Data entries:

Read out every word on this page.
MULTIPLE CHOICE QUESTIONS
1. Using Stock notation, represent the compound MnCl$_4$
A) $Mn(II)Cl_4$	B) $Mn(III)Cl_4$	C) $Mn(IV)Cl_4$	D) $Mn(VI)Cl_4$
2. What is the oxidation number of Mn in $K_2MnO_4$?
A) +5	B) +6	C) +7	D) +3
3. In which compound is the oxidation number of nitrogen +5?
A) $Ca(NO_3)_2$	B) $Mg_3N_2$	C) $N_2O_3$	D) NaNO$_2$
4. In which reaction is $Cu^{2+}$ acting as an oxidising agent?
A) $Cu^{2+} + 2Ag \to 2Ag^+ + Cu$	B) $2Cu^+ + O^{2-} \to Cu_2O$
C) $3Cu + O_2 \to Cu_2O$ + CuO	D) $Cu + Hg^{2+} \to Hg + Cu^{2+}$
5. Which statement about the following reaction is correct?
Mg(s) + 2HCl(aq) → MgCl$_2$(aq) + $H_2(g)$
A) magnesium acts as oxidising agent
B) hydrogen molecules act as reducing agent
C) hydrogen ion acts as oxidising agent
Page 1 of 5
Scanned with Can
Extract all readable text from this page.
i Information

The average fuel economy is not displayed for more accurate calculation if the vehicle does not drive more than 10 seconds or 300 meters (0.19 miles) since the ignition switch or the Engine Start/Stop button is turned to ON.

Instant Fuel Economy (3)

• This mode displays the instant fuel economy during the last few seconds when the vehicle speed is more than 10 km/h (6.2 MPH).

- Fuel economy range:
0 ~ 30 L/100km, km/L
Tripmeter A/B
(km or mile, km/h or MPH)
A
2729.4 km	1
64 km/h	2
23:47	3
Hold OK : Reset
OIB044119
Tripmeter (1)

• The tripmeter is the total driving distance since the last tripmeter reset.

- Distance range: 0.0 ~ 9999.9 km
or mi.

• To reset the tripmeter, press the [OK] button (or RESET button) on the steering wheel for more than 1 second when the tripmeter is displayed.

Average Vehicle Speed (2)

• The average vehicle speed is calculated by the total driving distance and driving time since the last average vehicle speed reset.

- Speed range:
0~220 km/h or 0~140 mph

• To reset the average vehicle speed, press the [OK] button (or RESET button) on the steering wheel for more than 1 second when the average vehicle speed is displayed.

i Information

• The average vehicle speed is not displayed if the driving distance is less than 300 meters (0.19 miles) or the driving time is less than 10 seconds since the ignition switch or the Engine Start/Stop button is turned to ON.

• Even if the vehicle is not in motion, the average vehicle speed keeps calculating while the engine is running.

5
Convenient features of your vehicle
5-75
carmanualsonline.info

GIVEN TASK: Write the complete data out, exactly as above.

TASK RESULT:
Read out every word on this page.
MULTIPLE CHOICE QUESTIONS
1. Using Stock notation, represent the compound MnCl$_4$
A) $Mn(II)Cl_4$	B) $Mn(III)Cl_4$	C) $Mn(IV)Cl_4$	D) $Mn(VI)Cl_4$
2. What is the oxidation number of Mn in $K_2MnO_4$?
A) +5	B) +6	C) +7	D) +3
3. In which compound is the oxidation number of nitrogen +5?
A) $Ca(NO_3)_2$	B) $Mg_3N_2$	C) $N_2O_3$	D) NaNO$_2$
4. In which reaction is $Cu^{2+}$ acting as an oxidising agent?
A) $Cu^{2+} + 2Ag \to 2Ag^+ + Cu$	B) $2Cu^+ + O^{2-} \to Cu_2O$
C) $3Cu + O_2 \to Cu_2O$ + CuO	D) $Cu + Hg^{2+} \to Hg + Cu^{2+}$
5. Which statement about the following reaction is correct?
Mg(s) + 2HCl(aq) → MgCl$_2$(aq) + $H_2(g)$
A) magnesium acts as oxidising agent
B) hydrogen molecules act as reducing agent
C) hydrogen ion acts as oxidising agent
Page 1 of 5
Scanned with Can
Extract all readable text from this page.
i Information

The average fuel economy is not displayed for more accurate calculation if the vehicle does not drive more than 10 seconds or 300 meters (0.19 miles) since the ignition switch or the Engine Start/Stop button is turned to ON.

Instant Fuel Economy (3)

• This mode displays the instant fuel economy during the last few seconds when the vehicle speed is more than 10 km/h (6.2 MPH).

- Fuel economy range:
0 ~ 30 L/100km, km/L
Tripmeter A/B
(km or mile, km/h or MPH)
A
2729.4 km	1
64 km/h	2
23:47	3
Hold OK : Reset
OIB044119
Tripmeter (1)

• The tripmeter is the total driving distance since the last tripmeter reset.

- Distance range: 0.0 ~ 9999.9 km
or mi.

• To reset the tripmeter, press the [OK] button (or RESET button) on the steering wheel for more than 1 second when the tripmeter is displayed.

Average Vehicle Speed (2)

• The average vehicle speed is calculated by the total driving distance and driving time since the last average vehicle speed reset.

- Speed range:
0~220 km/h or 0~140 mph

• To reset the average vehicle speed, press the [OK] button (or RESET button) on the steering wheel for more than 1 second when the average vehicle speed is displayed.

i Information

• The average vehicle speed is not displayed if the driving distance is less than 300 meters (0.19 miles) or the driving time is less than 10 seconds since the ignition switch or the Engine Start/Stop button is turned to ON.

• Even if the vehicle is not in motion, the average vehicle speed keeps calculating while the engine is running.

5
Convenient features of your vehicle
5-75
carmanualsonline.info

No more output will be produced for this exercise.